>> Begin

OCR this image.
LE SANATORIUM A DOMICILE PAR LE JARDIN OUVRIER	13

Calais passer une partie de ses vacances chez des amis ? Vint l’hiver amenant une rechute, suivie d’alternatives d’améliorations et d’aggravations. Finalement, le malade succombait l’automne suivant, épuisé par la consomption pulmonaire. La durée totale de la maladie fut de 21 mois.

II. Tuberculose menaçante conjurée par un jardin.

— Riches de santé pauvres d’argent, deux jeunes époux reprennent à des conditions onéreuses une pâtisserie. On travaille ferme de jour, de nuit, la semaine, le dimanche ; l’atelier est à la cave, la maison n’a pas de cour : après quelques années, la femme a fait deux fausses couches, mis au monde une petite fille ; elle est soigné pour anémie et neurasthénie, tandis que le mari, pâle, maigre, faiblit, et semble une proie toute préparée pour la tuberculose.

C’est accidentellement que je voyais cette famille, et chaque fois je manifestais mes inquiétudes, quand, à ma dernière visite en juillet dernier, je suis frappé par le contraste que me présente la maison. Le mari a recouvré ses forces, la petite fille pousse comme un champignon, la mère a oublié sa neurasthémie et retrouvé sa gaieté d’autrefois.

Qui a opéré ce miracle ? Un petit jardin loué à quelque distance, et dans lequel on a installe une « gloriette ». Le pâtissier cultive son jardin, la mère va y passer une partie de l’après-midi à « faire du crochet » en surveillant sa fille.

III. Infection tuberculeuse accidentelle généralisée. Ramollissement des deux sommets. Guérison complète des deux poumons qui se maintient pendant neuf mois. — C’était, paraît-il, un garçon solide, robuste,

>> End

Of all the lines in the listing above, how many contain the word "mois"? Answer with the number alone.

* _Answer to this exercise_: 2